- [Goal] Lines containing the string "details" are to be counted; report only how many there are.
::: Input records :::
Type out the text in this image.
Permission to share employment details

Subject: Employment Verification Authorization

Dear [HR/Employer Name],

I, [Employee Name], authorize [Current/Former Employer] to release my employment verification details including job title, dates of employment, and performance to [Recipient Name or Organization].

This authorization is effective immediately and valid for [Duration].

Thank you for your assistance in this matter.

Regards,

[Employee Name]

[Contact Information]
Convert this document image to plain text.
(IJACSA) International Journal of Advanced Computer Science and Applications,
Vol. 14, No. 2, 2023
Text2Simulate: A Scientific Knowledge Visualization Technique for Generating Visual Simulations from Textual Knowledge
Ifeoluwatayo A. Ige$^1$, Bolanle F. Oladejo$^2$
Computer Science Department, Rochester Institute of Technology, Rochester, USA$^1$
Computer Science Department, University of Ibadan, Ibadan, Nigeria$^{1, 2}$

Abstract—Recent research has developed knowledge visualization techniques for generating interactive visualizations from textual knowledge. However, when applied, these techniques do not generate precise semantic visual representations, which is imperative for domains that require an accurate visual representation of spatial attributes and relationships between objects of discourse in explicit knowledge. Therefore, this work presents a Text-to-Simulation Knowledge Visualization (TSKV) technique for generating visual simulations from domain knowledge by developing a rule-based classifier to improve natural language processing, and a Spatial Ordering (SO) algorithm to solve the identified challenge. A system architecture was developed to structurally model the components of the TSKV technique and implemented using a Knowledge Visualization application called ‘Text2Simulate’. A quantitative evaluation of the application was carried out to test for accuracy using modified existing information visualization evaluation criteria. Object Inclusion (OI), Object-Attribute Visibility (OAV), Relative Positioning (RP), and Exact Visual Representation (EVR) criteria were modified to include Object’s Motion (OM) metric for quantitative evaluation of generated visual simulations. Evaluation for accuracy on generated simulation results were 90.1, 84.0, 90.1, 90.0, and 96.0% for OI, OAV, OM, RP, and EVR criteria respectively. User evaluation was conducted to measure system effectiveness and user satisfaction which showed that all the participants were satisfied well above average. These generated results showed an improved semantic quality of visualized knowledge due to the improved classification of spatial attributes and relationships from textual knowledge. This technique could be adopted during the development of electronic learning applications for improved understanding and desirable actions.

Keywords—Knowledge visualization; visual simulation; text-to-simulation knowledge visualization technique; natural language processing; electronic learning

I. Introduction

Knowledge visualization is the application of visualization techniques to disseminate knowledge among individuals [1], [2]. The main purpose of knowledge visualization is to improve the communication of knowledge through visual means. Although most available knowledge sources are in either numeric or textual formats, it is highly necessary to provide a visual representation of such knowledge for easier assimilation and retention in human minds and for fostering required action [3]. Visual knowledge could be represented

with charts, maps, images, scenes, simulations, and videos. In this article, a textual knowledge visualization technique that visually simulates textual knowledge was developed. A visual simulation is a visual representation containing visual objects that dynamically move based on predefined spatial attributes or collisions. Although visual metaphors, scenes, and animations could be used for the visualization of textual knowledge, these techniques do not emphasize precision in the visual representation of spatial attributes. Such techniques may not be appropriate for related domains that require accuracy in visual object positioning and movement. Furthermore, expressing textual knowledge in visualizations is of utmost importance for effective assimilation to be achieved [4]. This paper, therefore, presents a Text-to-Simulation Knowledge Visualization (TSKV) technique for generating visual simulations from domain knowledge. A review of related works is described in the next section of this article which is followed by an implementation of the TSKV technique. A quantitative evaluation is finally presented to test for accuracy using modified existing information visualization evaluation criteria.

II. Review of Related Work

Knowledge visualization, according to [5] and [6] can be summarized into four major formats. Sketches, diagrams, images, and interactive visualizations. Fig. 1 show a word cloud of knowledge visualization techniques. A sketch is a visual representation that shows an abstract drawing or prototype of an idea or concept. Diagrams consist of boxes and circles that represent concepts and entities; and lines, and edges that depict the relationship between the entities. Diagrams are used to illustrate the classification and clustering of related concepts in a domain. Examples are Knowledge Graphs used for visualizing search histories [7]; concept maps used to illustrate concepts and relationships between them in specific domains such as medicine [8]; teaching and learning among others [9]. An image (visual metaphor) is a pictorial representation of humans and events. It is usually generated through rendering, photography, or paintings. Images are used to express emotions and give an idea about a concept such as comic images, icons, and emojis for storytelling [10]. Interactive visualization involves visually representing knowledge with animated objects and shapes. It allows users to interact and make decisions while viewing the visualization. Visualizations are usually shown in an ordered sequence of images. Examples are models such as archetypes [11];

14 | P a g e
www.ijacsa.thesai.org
:::
- [Final result] 2